* _STATED GOAL_: Pull each line holding the word "Wage" from the data.

☆ ☆ ☆

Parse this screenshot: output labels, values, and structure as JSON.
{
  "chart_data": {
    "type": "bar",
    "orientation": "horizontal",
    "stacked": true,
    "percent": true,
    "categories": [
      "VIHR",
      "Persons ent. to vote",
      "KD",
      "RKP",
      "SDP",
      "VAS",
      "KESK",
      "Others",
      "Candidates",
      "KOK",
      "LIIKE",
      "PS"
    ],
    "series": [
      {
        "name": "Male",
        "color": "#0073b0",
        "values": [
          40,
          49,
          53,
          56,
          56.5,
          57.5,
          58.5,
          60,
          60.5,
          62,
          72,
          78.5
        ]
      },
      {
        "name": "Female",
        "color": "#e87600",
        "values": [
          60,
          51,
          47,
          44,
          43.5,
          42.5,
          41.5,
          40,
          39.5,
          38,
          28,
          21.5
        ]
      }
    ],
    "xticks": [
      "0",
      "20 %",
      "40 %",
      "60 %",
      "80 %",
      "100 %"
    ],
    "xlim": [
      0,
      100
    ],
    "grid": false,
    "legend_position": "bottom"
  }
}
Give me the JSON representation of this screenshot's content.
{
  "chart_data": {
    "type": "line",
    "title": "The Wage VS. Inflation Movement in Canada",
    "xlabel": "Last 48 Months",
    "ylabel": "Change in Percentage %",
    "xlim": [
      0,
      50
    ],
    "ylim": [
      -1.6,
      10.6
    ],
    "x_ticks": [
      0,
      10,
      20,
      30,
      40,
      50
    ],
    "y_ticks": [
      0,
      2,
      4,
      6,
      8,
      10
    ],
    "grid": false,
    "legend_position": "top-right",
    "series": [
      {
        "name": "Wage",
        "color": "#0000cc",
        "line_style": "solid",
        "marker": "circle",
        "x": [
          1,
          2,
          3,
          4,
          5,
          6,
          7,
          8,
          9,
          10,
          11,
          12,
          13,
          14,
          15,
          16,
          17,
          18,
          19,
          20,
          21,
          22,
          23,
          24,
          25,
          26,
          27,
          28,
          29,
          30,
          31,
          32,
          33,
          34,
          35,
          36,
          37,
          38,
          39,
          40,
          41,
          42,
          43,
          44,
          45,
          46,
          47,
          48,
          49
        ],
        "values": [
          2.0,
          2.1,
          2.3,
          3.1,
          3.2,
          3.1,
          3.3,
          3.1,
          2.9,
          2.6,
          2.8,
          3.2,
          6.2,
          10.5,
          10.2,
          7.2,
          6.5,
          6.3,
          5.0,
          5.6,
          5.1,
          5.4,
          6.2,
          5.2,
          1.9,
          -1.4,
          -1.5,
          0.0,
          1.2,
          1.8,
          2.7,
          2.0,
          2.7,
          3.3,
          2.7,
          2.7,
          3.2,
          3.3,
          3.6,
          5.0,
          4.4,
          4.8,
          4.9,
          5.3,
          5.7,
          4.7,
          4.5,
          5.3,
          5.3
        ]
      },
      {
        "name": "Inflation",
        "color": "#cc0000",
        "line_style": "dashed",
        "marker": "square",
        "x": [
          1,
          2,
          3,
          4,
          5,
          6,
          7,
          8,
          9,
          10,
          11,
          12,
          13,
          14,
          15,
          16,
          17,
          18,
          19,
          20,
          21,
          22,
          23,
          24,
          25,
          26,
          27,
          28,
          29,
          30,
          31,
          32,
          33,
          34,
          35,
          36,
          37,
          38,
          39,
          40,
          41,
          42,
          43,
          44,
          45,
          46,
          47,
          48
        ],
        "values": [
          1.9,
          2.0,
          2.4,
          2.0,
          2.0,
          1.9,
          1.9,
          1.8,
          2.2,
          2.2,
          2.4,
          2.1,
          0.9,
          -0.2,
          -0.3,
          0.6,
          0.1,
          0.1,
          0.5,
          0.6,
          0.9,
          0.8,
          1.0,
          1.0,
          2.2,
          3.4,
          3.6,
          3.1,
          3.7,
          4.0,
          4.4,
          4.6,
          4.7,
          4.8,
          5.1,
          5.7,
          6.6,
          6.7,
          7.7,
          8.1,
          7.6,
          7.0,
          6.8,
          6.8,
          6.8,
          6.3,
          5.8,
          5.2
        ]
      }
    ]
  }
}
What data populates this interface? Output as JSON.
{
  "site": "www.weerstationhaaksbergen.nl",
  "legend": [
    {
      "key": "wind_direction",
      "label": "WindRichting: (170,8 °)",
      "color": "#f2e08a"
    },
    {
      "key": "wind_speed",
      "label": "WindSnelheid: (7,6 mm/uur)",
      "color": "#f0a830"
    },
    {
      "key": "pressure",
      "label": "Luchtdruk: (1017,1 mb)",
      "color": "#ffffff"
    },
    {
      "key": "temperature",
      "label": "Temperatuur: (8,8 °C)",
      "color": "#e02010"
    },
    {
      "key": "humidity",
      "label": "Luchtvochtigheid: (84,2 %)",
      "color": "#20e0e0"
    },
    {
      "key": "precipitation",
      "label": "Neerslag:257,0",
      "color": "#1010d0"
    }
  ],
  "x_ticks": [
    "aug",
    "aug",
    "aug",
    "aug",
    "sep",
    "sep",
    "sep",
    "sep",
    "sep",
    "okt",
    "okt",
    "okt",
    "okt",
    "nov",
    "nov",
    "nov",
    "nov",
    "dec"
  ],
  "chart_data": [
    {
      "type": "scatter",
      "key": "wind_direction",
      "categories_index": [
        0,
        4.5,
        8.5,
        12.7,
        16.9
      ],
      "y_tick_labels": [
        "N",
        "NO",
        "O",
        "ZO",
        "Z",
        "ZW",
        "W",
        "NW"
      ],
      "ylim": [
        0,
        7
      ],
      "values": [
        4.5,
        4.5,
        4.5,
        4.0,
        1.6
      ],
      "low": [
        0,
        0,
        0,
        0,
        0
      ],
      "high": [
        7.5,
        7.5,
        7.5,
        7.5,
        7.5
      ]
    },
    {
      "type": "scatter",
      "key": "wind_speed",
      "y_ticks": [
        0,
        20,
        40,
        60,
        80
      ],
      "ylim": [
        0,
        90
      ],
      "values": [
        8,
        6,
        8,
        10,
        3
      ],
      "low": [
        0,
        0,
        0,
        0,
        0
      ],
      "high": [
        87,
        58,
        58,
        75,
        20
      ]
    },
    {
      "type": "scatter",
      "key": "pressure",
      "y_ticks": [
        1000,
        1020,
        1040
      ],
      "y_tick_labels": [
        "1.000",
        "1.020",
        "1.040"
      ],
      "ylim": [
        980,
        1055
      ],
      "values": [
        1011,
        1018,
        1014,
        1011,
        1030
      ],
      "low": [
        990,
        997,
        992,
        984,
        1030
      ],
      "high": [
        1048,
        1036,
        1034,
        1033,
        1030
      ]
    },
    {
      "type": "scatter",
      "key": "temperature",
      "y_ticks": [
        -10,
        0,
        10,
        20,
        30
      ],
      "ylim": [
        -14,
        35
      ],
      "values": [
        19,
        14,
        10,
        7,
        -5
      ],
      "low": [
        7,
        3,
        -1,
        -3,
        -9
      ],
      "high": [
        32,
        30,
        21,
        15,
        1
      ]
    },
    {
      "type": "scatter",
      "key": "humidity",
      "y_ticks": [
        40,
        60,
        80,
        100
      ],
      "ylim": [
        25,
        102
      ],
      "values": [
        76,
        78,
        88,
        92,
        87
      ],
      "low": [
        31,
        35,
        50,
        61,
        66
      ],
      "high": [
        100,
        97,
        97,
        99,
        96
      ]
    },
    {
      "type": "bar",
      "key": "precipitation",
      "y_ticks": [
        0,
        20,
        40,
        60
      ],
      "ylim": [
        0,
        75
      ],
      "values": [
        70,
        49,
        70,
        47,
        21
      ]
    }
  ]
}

☆ ☆ ☆

* _TASK ANSWER_:
    "title": "The Wage VS. Inflation Movement in Canada",
        "name": "Wage",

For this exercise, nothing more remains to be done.